* _Work to be completed_
Only a number is required: how many lines of the material contain the word "state"?

* _Listing_
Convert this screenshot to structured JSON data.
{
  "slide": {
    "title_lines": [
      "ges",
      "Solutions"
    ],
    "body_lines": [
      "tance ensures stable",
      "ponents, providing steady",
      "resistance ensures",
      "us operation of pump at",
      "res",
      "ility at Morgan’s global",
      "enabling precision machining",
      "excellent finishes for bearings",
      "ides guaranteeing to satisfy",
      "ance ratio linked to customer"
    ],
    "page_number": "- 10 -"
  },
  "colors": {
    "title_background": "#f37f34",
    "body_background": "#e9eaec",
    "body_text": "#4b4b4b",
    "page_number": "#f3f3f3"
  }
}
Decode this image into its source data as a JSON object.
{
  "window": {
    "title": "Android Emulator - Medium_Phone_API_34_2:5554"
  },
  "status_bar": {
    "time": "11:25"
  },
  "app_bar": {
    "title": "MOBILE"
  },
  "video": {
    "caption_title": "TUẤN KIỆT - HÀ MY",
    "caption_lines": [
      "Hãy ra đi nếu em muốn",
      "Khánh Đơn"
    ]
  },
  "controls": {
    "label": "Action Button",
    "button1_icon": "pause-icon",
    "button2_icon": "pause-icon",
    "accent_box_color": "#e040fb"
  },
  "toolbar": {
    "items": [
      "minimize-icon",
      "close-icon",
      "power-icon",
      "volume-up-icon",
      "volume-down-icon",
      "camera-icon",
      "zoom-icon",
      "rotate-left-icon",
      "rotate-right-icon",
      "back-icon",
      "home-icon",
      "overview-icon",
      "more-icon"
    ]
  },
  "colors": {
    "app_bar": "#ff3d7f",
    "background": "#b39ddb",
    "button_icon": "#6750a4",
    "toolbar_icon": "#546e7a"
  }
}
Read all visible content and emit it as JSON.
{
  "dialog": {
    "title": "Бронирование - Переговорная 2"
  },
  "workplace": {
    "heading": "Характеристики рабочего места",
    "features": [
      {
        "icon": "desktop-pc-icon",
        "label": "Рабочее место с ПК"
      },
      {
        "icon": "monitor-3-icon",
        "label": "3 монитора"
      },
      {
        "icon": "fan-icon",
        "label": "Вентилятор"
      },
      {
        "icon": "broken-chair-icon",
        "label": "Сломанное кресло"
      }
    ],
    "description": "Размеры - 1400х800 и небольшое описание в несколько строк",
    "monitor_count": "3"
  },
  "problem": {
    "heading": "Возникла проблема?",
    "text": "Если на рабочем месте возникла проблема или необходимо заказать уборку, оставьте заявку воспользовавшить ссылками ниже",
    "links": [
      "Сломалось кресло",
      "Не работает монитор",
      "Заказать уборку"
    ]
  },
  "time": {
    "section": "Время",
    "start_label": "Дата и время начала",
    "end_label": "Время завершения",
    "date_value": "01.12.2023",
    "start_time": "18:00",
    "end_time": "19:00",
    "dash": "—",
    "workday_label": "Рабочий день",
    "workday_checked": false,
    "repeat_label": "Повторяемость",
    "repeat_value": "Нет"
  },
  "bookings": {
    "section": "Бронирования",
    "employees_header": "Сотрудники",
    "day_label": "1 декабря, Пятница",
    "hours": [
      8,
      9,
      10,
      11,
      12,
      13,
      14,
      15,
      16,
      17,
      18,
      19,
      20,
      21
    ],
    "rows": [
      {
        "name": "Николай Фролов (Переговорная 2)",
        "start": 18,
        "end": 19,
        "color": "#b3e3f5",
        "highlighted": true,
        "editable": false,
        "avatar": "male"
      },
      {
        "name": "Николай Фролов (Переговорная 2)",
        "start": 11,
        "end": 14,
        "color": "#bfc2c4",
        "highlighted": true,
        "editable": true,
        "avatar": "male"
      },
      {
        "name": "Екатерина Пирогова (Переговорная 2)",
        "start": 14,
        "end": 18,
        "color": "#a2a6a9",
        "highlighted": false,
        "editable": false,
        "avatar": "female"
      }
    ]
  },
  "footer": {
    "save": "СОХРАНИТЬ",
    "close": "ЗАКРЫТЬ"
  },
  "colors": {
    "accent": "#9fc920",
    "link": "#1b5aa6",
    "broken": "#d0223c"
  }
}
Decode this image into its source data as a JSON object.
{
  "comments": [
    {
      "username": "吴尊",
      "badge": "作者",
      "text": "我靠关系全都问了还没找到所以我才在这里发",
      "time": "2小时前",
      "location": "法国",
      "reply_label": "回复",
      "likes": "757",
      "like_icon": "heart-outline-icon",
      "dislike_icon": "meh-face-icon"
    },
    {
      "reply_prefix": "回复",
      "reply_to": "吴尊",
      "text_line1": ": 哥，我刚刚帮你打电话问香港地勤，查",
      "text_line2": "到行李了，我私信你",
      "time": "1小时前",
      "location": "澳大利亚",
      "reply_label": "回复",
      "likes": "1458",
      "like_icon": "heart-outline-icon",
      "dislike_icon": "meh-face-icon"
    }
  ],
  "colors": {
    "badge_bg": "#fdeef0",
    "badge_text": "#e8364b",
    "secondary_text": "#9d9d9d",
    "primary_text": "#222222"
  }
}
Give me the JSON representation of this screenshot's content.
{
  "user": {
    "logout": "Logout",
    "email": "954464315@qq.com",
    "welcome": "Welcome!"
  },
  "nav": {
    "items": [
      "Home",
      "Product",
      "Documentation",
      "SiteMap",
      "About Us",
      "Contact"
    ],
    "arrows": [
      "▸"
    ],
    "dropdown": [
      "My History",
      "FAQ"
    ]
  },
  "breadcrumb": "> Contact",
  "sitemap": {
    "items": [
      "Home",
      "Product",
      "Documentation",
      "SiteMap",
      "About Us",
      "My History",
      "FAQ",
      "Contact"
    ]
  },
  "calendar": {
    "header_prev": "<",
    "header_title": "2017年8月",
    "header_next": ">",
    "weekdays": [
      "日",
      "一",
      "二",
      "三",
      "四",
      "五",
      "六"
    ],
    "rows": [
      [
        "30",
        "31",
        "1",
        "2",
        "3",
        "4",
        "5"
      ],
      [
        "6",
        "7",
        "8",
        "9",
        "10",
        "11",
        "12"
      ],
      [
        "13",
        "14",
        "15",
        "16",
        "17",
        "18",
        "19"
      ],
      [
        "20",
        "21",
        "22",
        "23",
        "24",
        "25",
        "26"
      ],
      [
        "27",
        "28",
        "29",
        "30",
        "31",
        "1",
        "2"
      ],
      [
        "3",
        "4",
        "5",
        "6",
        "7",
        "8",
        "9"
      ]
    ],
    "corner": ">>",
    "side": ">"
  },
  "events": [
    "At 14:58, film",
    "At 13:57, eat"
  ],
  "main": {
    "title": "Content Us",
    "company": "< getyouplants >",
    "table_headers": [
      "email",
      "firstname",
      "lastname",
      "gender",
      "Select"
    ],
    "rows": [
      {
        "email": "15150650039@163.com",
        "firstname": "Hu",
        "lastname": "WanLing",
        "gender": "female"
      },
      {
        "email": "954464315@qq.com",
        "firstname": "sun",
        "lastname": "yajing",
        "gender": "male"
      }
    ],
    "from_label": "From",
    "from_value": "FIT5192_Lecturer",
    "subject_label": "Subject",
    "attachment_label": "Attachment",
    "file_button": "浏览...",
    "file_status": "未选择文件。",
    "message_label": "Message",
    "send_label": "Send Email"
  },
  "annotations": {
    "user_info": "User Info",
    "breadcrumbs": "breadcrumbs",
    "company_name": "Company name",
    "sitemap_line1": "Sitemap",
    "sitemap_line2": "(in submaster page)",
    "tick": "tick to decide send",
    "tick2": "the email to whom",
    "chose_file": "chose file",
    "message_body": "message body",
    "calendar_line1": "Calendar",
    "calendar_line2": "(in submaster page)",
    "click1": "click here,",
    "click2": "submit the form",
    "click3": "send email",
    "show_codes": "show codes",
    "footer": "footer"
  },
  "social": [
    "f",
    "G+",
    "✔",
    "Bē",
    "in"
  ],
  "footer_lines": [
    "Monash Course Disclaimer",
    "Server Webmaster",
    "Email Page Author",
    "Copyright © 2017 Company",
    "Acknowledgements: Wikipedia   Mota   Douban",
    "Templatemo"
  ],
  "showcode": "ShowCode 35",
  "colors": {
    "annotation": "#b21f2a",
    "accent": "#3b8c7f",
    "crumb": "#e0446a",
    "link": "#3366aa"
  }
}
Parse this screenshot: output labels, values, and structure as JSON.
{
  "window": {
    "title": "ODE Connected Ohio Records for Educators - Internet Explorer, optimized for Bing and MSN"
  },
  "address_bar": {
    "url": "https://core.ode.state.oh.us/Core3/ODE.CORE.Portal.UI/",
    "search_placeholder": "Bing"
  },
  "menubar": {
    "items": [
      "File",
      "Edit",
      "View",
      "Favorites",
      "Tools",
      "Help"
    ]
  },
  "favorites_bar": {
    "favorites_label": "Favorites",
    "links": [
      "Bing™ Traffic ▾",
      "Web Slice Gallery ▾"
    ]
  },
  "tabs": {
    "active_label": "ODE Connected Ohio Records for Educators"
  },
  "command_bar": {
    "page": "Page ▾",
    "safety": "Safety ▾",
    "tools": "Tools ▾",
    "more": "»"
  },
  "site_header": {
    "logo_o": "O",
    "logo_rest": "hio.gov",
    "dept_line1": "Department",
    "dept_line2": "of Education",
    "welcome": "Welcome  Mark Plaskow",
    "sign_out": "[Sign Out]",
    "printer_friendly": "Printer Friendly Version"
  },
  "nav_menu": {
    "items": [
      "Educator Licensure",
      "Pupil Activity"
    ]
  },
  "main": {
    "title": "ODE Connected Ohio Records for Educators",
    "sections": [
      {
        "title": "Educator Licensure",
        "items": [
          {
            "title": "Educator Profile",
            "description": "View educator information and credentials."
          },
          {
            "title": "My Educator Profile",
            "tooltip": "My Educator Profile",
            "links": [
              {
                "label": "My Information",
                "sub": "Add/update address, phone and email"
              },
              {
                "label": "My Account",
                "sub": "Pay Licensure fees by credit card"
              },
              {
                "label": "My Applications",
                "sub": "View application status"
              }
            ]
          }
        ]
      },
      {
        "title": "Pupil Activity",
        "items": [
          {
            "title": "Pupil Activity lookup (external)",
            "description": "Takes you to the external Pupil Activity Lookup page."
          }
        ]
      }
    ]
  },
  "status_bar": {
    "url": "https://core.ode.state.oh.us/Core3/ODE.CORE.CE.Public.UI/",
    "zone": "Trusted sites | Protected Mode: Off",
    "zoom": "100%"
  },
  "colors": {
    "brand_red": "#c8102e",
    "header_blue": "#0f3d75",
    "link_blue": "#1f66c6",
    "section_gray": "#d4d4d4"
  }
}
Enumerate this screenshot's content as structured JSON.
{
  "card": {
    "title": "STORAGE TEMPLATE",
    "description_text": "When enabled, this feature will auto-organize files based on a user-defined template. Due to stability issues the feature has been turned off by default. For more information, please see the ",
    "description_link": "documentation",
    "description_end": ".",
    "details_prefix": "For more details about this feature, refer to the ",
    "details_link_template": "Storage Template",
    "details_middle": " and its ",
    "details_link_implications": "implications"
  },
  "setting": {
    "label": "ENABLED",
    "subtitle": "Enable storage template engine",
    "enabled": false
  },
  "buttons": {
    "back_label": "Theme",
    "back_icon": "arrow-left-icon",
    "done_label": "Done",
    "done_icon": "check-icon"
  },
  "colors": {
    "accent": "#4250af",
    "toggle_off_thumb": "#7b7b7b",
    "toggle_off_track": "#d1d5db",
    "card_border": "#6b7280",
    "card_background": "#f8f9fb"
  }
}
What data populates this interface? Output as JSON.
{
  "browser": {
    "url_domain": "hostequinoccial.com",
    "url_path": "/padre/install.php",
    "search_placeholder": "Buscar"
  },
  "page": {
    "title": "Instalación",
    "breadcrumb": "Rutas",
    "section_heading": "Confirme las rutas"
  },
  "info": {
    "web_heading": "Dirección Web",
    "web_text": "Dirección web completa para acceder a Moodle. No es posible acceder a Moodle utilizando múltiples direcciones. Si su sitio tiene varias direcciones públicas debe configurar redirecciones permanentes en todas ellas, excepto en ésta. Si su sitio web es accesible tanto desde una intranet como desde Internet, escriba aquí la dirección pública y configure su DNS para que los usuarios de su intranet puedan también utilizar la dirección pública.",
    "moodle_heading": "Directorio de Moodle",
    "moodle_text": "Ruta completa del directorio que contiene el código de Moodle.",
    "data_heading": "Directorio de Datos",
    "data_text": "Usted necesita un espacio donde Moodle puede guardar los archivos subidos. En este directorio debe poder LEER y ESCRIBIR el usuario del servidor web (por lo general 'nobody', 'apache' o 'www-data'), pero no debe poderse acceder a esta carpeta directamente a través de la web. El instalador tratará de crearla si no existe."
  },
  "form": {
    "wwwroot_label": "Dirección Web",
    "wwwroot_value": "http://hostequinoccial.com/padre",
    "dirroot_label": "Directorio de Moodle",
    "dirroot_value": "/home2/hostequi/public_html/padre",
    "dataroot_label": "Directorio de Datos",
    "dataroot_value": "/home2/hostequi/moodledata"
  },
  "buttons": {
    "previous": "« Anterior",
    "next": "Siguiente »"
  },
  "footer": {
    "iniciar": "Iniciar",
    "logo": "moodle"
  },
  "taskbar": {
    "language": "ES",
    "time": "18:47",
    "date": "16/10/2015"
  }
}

* _Complete answer_
2